_Your instructions_
Work through the data line by line, gathering every line that has the word "color".

Dataset items
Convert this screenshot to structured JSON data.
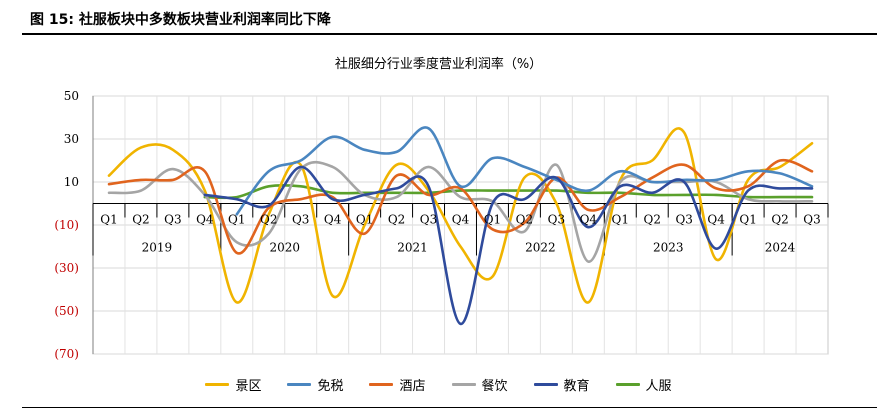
{
  "header": {
    "figure_title": "图 15:  社服板块中多数板块营业利润率同比下降"
  },
  "chart_data": {
    "type": "line",
    "title": "社服细分行业季度营业利润率（%）",
    "xlabel": "",
    "ylabel": "",
    "ylim": [
      -70,
      50
    ],
    "y_ticks": [
      50,
      30,
      10,
      -10,
      -30,
      -50,
      -70
    ],
    "y_tick_labels": [
      "50",
      "30",
      "10",
      "(10)",
      "(30)",
      "(50)",
      "(70)"
    ],
    "grid": true,
    "legend_position": "bottom",
    "categories": [
      "Q1",
      "Q2",
      "Q3",
      "Q4",
      "Q1",
      "Q2",
      "Q3",
      "Q4",
      "Q1",
      "Q2",
      "Q3",
      "Q4",
      "Q1",
      "Q2",
      "Q3",
      "Q4",
      "Q1",
      "Q2",
      "Q3",
      "Q4",
      "Q1",
      "Q2",
      "Q3"
    ],
    "years": [
      {
        "label": "2019",
        "quarters": 4
      },
      {
        "label": "2020",
        "quarters": 4
      },
      {
        "label": "2021",
        "quarters": 4
      },
      {
        "label": "2022",
        "quarters": 4
      },
      {
        "label": "2023",
        "quarters": 4
      },
      {
        "label": "2024",
        "quarters": 3
      }
    ],
    "series": [
      {
        "name": "景区",
        "color": "#F0B400",
        "values": [
          13,
          26,
          25,
          6,
          -46,
          -5,
          18,
          -43,
          -10,
          18,
          6,
          -20,
          -34,
          12,
          0,
          -46,
          11,
          20,
          33,
          -26,
          11,
          17,
          28
        ]
      },
      {
        "name": "免税",
        "color": "#4A86C0",
        "values": [
          null,
          null,
          null,
          null,
          -5,
          15,
          20,
          31,
          25,
          24,
          35,
          8,
          21,
          17,
          11,
          6,
          15,
          10,
          11,
          11,
          15,
          14,
          8
        ]
      },
      {
        "name": "酒店",
        "color": "#E0641E",
        "values": [
          9,
          11,
          11,
          15,
          -23,
          -2,
          2,
          3,
          -14,
          13,
          4,
          7,
          -12,
          -9,
          12,
          -3,
          3,
          12,
          18,
          7,
          8,
          20,
          15
        ]
      },
      {
        "name": "餐饮",
        "color": "#A5A5A5",
        "values": [
          5,
          6,
          16,
          4,
          -18,
          -14,
          16,
          17,
          4,
          3,
          17,
          3,
          1,
          -13,
          18,
          -27,
          10,
          10,
          10,
          10,
          2,
          1,
          1
        ]
      },
      {
        "name": "教育",
        "color": "#2F4B9C",
        "values": [
          null,
          null,
          null,
          4,
          2,
          -1,
          17,
          2,
          4,
          7,
          8,
          -56,
          0,
          2,
          12,
          -11,
          8,
          5,
          10,
          -21,
          6,
          7,
          7
        ]
      },
      {
        "name": "人服",
        "color": "#5AA02C",
        "values": [
          null,
          null,
          null,
          3,
          3,
          8,
          8,
          5,
          5,
          5,
          5,
          6,
          6,
          6,
          6,
          5,
          5,
          4,
          4,
          4,
          3,
          3,
          3
        ]
      }
    ]
  }
}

_Answer to the problem_
        "color": "#F0B400",
        "color": "#4A86C0",
        "color": "#E0641E",
        "color": "#A5A5A5",
        "color": "#2F4B9C",
        "color": "#5AA02C",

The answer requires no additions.